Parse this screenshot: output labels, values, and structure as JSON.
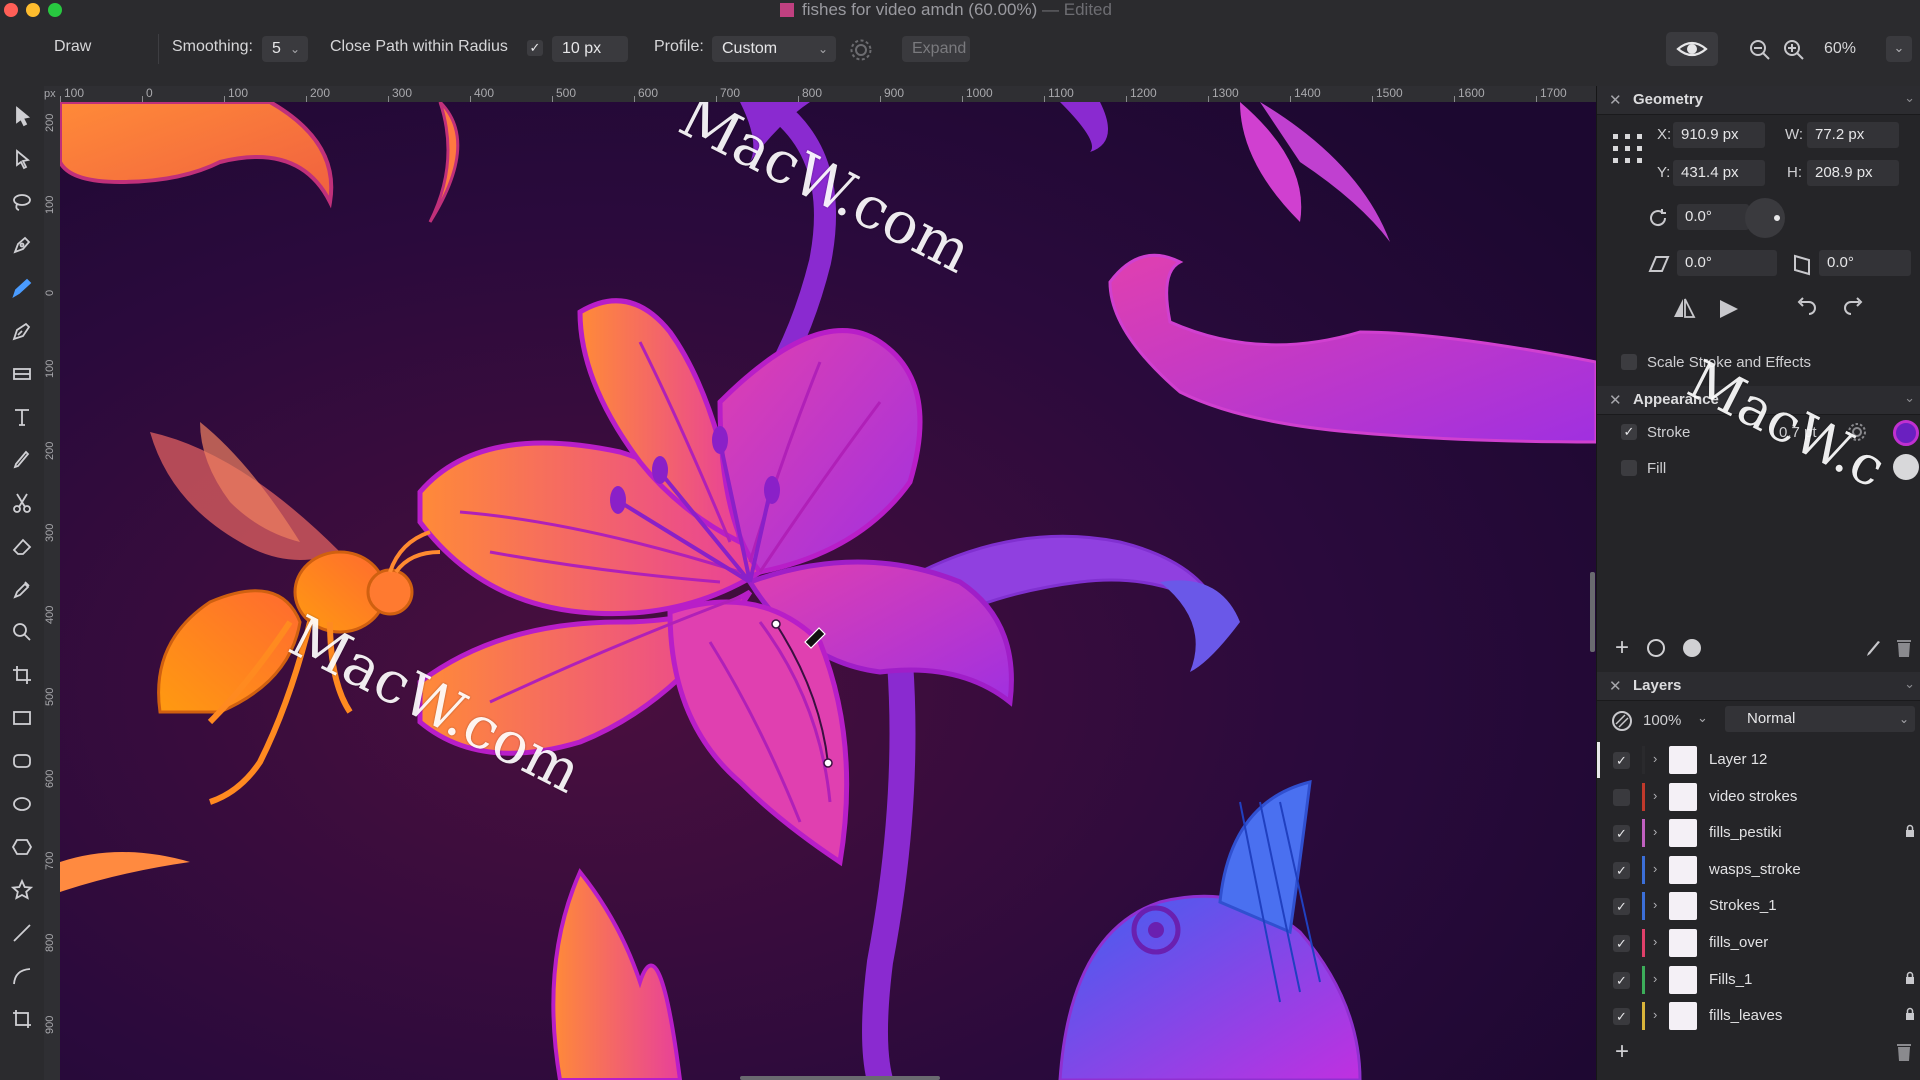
{
  "window": {
    "title": "fishes for video amdn (60.00%)",
    "edited": "— Edited"
  },
  "toolbar": {
    "persona": "Draw",
    "smoothing_label": "Smoothing:",
    "smoothing_value": "5",
    "close_path_label": "Close Path within Radius",
    "close_path_checked": true,
    "radius_value": "10 px",
    "profile_label": "Profile:",
    "profile_value": "Custom",
    "expand_label": "Expand",
    "zoom_value": "60%"
  },
  "ruler": {
    "top_ticks": [
      "100",
      "0",
      "100",
      "200",
      "300",
      "400",
      "500",
      "600",
      "700",
      "800",
      "900",
      "1000",
      "1100",
      "1200",
      "1300",
      "1400",
      "1500",
      "1600",
      "1700"
    ],
    "left_ticks": [
      "200",
      "100",
      "0",
      "100",
      "200",
      "300",
      "400",
      "500",
      "600",
      "700",
      "800",
      "900"
    ],
    "unit": "px"
  },
  "tools": [
    "move-tool",
    "node-tool",
    "lasso-tool",
    "pen-tool",
    "pencil-tool",
    "vector-brush-tool",
    "fill-tool",
    "text-tool",
    "paint-brush-tool",
    "scissors-tool",
    "eraser-tool",
    "eyedropper-tool",
    "zoom-tool",
    "crop-tool",
    "rectangle-tool",
    "rounded-rectangle-tool",
    "ellipse-tool",
    "polygon-tool",
    "star-tool",
    "line-tool",
    "curve-tool",
    "artboard-tool"
  ],
  "geometry": {
    "title": "Geometry",
    "x_label": "X:",
    "x": "910.9 px",
    "y_label": "Y:",
    "y": "431.4 px",
    "w_label": "W:",
    "w": "77.2 px",
    "h_label": "H:",
    "h": "208.9 px",
    "rotation": "0.0°",
    "shear": "0.0°",
    "shear2": "0.0°",
    "scale_stroke_label": "Scale Stroke and Effects"
  },
  "appearance": {
    "title": "Appearance",
    "stroke_label": "Stroke",
    "stroke_value": "0.7 pt",
    "fill_label": "Fill"
  },
  "layers": {
    "title": "Layers",
    "opacity": "100%",
    "blend_mode": "Normal",
    "items": [
      {
        "name": "Layer 12",
        "checked": true,
        "color": "#2a2a2d",
        "locked": false
      },
      {
        "name": "video strokes",
        "checked": false,
        "color": "#c0392b",
        "locked": false
      },
      {
        "name": "fills_pestiki",
        "checked": true,
        "color": "#c060c0",
        "locked": true
      },
      {
        "name": "wasps_stroke",
        "checked": true,
        "color": "#3b6fd8",
        "locked": false
      },
      {
        "name": "Strokes_1",
        "checked": true,
        "color": "#3b6fd8",
        "locked": false
      },
      {
        "name": "fills_over",
        "checked": true,
        "color": "#e0406a",
        "locked": false
      },
      {
        "name": "Fills_1",
        "checked": true,
        "color": "#3cae5a",
        "locked": true
      },
      {
        "name": "fills_leaves",
        "checked": true,
        "color": "#d9b43a",
        "locked": true
      }
    ]
  },
  "watermarks": [
    "MacW.com",
    "MacW.com",
    "MacW.c"
  ],
  "colors": {
    "accent": "#4a9cff",
    "canvas_bg": "#2a0a3c"
  }
}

--- Objective ---
Retype every record above exactly as written, but leave out the pictures.

--- Full response ---
Parse this screenshot: output labels, values, and structure as JSON.
{
  "window": {
    "title": "fishes for video amdn (60.00%)",
    "edited": "— Edited"
  },
  "toolbar": {
    "persona": "Draw",
    "smoothing_label": "Smoothing:",
    "smoothing_value": "5",
    "close_path_label": "Close Path within Radius",
    "close_path_checked": true,
    "radius_value": "10 px",
    "profile_label": "Profile:",
    "profile_value": "Custom",
    "expand_label": "Expand",
    "zoom_value": "60%"
  },
  "ruler": {
    "top_ticks": [
      "100",
      "0",
      "100",
      "200",
      "300",
      "400",
      "500",
      "600",
      "700",
      "800",
      "900",
      "1000",
      "1100",
      "1200",
      "1300",
      "1400",
      "1500",
      "1600",
      "1700"
    ],
    "left_ticks": [
      "200",
      "100",
      "0",
      "100",
      "200",
      "300",
      "400",
      "500",
      "600",
      "700",
      "800",
      "900"
    ],
    "unit": "px"
  },
  "tools": [
    "move-tool",
    "node-tool",
    "lasso-tool",
    "pen-tool",
    "pencil-tool",
    "vector-brush-tool",
    "fill-tool",
    "text-tool",
    "paint-brush-tool",
    "scissors-tool",
    "eraser-tool",
    "eyedropper-tool",
    "zoom-tool",
    "crop-tool",
    "rectangle-tool",
    "rounded-rectangle-tool",
    "ellipse-tool",
    "polygon-tool",
    "star-tool",
    "line-tool",
    "curve-tool",
    "artboard-tool"
  ],
  "geometry": {
    "title": "Geometry",
    "x_label": "X:",
    "x": "910.9 px",
    "y_label": "Y:",
    "y": "431.4 px",
    "w_label": "W:",
    "w": "77.2 px",
    "h_label": "H:",
    "h": "208.9 px",
    "rotation": "0.0°",
    "shear": "0.0°",
    "shear2": "0.0°",
    "scale_stroke_label": "Scale Stroke and Effects"
  },
  "appearance": {
    "title": "Appearance",
    "stroke_label": "Stroke",
    "stroke_value": "0.7 pt",
    "fill_label": "Fill"
  },
  "layers": {
    "title": "Layers",
    "opacity": "100%",
    "blend_mode": "Normal",
    "items": [
      {
        "name": "Layer 12",
        "checked": true,
        "color": "#2a2a2d",
        "locked": false
      },
      {
        "name": "video strokes",
        "checked": false,
        "color": "#c0392b",
        "locked": false
      },
      {
        "name": "fills_pestiki",
        "checked": true,
        "color": "#c060c0",
        "locked": true
      },
      {
        "name": "wasps_stroke",
        "checked": true,
        "color": "#3b6fd8",
        "locked": false
      },
      {
        "name": "Strokes_1",
        "checked": true,
        "color": "#3b6fd8",
        "locked": false
      },
      {
        "name": "fills_over",
        "checked": true,
        "color": "#e0406a",
        "locked": false
      },
      {
        "name": "Fills_1",
        "checked": true,
        "color": "#3cae5a",
        "locked": true
      },
      {
        "name": "fills_leaves",
        "checked": true,
        "color": "#d9b43a",
        "locked": true
      }
    ]
  },
  "watermarks": [
    "MacW.com",
    "MacW.com",
    "MacW.c"
  ],
  "colors": {
    "accent": "#4a9cff",
    "canvas_bg": "#2a0a3c"
  }
}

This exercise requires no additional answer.